— START OF Data shown —

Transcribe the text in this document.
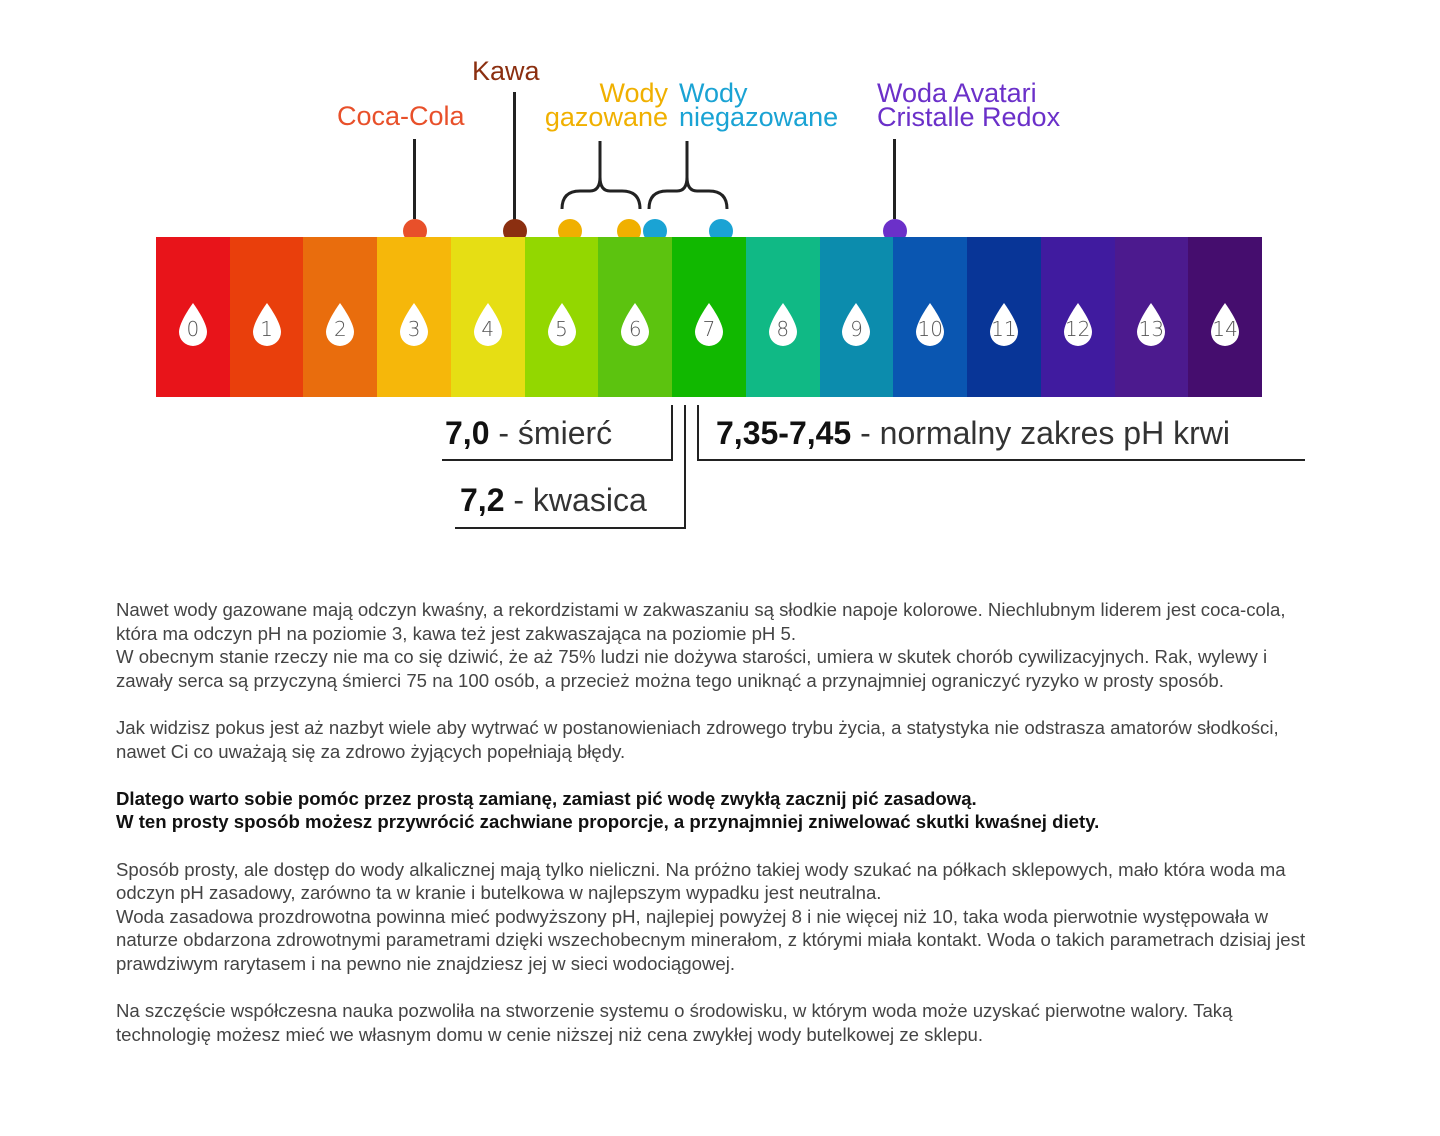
Coca-Cola
Kawa
Wody
gazowane
Wody
niegazowane
Woda Avatari
Cristalle Redox
0	1	2	3	4	5	6	7	8	9	10 11 12 13 14
7,0 - śmierć
7,2 - kwasica
7,35-7,45 - normalny zakres pH krwi

Nawet wody gazowane mają odczyn kwaśny, a rekordzistami w zakwaszaniu są słodkie napoje kolorowe. Niechlubnym liderem jest coca-cola, która ma odczyn pH na poziomie 3, kawa też jest zakwaszająca na poziomie pH 5.
W obecnym stanie rzeczy nie ma co się dziwić, że aż 75% ludzi nie dożywa starości, umiera w skutek chorób cywilizacyjnych. Rak, wylewy i zawały serca są przyczyną śmierci 75 na 100 osób, a przecież można tego uniknąć a przynajmniej ograniczyć ryzyko w prosty sposób.

Jak widzisz pokus jest aż nazbyt wiele aby wytrwać w postanowieniach zdrowego trybu życia, a statystyka nie odstrasza amatorów słodkości, nawet Ci co uważają się za zdrowo żyjących popełniają błędy.

Dlatego warto sobie pomóc przez prostą zamianę, zamiast pić wodę zwykłą zacznij pić zasadową.
W ten prosty sposób możesz przywrócić zachwiane proporcje, a przynajmniej zniwelować skutki kwaśnej diety.

Sposób prosty, ale dostęp do wody alkalicznej mają tylko nieliczni. Na próżno takiej wody szukać na półkach sklepowych, mało która woda ma odczyn pH zasadowy, zarówno ta w kranie i butelkowa w najlepszym wypadku jest neutralna.
Woda zasadowa prozdrowotna powinna mieć podwyższony pH, najlepiej powyżej 8 i nie więcej niż 10, taka woda pierwotnie występowała w naturze obdarzona zdrowotnymi parametrami dzięki wszechobecnym minerałom, z którymi miała kontakt. Woda o takich parametrach dzisiaj jest prawdziwym rarytasem i na pewno nie znajdziesz jej w sieci wodociągowej.

Na szczęście współczesna nauka pozwoliła na stworzenie systemu o środowisku, w którym woda może uzyskać pierwotne walory. Taką technologię możesz mieć we własnym domu w cenie niższej niż cena zwykłej wody butelkowej ze sklepu.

— END OF Data shown —

— Aim of the task —
Transcribe the whole listing exactly. Pictures stay out of your copy.

— Reply —
Transcribe the text in this document.
Coca-Cola
Kawa
Wody
gazowane
Wody
niegazowane
Woda Avatari
Cristalle Redox
0	1	2	3	4	5	6	7	8	9	10 11 12 13 14
7,0 - śmierć
7,2 - kwasica
7,35-7,45 - normalny zakres pH krwi

Nawet wody gazowane mają odczyn kwaśny, a rekordzistami w zakwaszaniu są słodkie napoje kolorowe. Niechlubnym liderem jest coca-cola, która ma odczyn pH na poziomie 3, kawa też jest zakwaszająca na poziomie pH 5.
W obecnym stanie rzeczy nie ma co się dziwić, że aż 75% ludzi nie dożywa starości, umiera w skutek chorób cywilizacyjnych. Rak, wylewy i zawały serca są przyczyną śmierci 75 na 100 osób, a przecież można tego uniknąć a przynajmniej ograniczyć ryzyko w prosty sposób.

Jak widzisz pokus jest aż nazbyt wiele aby wytrwać w postanowieniach zdrowego trybu życia, a statystyka nie odstrasza amatorów słodkości, nawet Ci co uważają się za zdrowo żyjących popełniają błędy.

Dlatego warto sobie pomóc przez prostą zamianę, zamiast pić wodę zwykłą zacznij pić zasadową.
W ten prosty sposób możesz przywrócić zachwiane proporcje, a przynajmniej zniwelować skutki kwaśnej diety.

Sposób prosty, ale dostęp do wody alkalicznej mają tylko nieliczni. Na próżno takiej wody szukać na półkach sklepowych, mało która woda ma odczyn pH zasadowy, zarówno ta w kranie i butelkowa w najlepszym wypadku jest neutralna.
Woda zasadowa prozdrowotna powinna mieć podwyższony pH, najlepiej powyżej 8 i nie więcej niż 10, taka woda pierwotnie występowała w naturze obdarzona zdrowotnymi parametrami dzięki wszechobecnym minerałom, z którymi miała kontakt. Woda o takich parametrach dzisiaj jest prawdziwym rarytasem i na pewno nie znajdziesz jej w sieci wodociągowej.

Na szczęście współczesna nauka pozwoliła na stworzenie systemu o środowisku, w którym woda może uzyskać pierwotne walory. Taką technologię możesz mieć we własnym domu w cenie niższej niż cena zwykłej wody butelkowej ze sklepu.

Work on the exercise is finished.